==== RECORDED INFORMATION ====

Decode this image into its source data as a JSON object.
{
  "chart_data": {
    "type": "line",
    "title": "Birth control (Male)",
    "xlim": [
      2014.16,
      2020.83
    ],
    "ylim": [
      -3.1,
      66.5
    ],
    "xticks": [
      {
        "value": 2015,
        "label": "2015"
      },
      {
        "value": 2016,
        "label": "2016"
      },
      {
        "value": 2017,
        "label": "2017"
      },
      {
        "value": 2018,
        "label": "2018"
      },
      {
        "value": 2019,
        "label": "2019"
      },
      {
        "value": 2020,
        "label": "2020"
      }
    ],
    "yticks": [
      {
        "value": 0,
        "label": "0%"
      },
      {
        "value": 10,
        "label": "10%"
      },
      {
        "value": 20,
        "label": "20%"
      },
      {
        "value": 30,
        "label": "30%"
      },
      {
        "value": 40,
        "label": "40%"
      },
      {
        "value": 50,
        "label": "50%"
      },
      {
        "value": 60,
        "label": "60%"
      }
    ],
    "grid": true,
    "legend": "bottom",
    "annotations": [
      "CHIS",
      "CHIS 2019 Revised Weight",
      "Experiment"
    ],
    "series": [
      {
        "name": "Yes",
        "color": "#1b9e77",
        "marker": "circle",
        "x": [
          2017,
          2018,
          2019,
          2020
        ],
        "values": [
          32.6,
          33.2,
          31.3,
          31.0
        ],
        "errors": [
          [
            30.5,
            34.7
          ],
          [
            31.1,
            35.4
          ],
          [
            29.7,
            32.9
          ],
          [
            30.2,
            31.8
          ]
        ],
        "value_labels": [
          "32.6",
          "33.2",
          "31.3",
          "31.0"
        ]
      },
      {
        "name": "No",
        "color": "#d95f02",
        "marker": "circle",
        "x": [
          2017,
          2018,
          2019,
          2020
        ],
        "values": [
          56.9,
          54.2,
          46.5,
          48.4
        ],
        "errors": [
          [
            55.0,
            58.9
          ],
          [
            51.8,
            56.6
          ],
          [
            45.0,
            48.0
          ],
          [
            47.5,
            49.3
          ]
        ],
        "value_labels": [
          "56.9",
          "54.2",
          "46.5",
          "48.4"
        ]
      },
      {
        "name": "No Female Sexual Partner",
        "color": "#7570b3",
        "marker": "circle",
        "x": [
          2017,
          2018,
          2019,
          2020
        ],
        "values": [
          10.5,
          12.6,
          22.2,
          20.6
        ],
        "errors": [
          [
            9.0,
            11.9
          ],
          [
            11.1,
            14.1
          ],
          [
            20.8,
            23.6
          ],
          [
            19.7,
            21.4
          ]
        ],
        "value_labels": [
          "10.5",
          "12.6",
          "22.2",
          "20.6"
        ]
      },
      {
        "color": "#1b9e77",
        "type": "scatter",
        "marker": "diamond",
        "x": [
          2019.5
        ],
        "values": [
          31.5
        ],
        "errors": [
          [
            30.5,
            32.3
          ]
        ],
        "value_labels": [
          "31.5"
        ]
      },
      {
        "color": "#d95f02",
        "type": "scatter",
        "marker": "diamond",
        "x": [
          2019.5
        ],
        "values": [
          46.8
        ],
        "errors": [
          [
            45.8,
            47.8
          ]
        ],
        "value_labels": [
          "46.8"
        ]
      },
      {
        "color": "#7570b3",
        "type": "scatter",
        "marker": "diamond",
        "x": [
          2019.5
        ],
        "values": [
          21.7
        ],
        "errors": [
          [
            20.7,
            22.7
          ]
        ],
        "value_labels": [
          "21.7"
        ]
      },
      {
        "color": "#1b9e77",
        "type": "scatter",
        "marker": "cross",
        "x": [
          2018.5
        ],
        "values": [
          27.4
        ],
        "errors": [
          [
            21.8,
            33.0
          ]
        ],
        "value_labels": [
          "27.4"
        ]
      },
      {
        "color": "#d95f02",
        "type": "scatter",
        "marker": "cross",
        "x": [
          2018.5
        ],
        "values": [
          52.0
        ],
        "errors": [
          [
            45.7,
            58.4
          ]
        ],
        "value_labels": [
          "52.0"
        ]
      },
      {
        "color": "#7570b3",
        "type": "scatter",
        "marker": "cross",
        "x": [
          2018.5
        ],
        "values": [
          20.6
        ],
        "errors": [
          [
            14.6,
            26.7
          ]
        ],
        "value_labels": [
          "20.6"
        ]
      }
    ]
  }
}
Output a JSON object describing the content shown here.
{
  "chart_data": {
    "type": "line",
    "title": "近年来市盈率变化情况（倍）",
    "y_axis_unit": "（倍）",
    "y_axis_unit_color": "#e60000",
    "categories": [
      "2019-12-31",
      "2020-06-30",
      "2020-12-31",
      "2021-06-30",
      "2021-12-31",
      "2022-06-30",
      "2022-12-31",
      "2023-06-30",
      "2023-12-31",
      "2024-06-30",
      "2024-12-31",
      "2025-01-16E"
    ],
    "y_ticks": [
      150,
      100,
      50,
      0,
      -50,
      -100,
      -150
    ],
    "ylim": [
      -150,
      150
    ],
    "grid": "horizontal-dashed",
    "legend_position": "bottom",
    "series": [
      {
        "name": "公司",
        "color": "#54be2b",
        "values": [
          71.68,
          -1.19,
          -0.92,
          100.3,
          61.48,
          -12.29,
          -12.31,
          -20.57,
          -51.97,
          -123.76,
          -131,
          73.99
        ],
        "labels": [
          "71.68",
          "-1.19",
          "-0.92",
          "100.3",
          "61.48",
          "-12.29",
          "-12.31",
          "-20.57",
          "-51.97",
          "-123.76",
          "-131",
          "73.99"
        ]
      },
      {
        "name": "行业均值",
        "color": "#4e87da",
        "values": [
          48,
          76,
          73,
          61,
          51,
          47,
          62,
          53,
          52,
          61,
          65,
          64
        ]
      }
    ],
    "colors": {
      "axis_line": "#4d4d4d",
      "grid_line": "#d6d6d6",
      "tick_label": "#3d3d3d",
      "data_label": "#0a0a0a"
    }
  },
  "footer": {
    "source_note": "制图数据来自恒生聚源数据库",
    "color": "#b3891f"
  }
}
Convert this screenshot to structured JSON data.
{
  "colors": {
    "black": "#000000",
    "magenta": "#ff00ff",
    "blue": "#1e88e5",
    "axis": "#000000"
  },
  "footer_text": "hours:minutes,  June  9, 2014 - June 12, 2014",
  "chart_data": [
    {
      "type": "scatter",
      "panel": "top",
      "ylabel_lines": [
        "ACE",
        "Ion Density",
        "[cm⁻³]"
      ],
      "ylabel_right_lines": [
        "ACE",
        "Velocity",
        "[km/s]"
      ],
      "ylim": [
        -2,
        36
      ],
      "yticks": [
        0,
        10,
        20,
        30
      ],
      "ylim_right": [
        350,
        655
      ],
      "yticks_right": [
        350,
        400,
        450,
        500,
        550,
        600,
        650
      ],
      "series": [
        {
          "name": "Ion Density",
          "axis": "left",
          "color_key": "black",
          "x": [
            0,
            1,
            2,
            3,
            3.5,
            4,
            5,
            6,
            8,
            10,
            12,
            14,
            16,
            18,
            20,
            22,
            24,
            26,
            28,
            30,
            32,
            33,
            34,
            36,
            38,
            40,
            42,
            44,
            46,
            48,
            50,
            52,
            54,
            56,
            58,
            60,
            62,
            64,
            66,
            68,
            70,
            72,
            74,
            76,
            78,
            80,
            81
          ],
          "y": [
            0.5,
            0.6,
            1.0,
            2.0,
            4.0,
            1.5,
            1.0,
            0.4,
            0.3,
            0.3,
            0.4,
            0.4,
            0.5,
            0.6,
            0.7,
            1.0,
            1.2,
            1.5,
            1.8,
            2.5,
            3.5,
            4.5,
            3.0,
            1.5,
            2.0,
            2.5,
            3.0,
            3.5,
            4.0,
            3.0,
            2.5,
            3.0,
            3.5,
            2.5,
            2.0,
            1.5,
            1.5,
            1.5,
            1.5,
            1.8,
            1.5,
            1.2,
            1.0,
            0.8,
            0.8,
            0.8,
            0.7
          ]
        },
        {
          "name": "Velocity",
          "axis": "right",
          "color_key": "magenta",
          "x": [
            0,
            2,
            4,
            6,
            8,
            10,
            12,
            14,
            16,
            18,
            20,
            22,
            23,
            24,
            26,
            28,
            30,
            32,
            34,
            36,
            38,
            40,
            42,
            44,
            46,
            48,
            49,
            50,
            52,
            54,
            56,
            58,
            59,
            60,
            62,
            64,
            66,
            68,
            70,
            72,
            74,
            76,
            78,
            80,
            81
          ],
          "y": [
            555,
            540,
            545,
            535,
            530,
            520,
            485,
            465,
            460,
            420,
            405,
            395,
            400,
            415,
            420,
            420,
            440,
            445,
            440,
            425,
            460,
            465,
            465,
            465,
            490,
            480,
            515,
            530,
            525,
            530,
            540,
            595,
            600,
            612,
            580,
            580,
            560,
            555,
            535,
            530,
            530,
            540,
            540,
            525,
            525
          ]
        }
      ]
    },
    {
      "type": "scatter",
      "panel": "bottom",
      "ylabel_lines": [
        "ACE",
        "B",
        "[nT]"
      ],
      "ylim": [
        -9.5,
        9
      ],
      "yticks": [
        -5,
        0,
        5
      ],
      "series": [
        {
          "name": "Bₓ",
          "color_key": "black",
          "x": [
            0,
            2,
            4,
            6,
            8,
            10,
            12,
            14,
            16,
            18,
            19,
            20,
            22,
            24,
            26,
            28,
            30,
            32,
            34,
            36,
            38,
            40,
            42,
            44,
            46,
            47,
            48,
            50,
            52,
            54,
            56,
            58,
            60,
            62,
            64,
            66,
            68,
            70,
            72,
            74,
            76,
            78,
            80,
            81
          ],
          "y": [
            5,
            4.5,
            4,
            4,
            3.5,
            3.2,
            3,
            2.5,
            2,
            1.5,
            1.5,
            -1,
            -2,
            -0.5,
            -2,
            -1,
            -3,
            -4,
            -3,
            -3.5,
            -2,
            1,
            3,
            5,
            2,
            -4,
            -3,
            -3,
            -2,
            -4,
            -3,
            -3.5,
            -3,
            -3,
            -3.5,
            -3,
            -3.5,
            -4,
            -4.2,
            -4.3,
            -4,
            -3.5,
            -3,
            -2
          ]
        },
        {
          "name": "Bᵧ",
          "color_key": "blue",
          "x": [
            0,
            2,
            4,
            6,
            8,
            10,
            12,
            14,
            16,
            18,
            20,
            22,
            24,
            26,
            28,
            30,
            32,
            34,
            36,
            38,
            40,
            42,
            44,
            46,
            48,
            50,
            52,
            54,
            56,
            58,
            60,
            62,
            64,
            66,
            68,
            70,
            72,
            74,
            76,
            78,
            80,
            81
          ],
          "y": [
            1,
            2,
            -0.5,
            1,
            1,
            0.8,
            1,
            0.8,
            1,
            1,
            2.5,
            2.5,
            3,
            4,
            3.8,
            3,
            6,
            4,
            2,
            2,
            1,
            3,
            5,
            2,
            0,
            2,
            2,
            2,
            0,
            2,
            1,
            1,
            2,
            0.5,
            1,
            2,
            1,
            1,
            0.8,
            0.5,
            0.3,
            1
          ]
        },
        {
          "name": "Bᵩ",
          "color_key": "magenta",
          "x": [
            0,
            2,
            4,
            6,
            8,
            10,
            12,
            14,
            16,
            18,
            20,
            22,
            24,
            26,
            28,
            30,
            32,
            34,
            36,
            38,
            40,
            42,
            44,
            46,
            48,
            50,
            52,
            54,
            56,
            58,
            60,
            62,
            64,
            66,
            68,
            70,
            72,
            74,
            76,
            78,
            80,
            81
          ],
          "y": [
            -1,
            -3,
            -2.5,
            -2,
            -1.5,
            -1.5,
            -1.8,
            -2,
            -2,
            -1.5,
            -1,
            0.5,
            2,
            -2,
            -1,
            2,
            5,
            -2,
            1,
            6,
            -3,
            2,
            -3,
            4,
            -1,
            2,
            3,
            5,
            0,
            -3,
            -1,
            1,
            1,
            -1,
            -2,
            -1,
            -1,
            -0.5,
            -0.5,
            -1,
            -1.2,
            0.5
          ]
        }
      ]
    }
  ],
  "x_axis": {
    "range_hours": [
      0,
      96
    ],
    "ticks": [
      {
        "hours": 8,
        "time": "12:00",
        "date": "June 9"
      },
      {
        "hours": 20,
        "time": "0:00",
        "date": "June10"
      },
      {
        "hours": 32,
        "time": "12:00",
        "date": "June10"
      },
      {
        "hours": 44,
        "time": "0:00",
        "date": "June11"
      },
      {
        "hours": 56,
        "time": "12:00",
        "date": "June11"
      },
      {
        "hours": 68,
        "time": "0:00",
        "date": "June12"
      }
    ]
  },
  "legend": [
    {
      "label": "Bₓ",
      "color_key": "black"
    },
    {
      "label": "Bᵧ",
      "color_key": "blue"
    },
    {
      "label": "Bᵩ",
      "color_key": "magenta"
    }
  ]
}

====

→ WHAT THE EXERCISE ASKS:
Count the lines in the material above where the string "this" appears, then state only that count.

→ SOLUTION TO THE PROBLEM:
2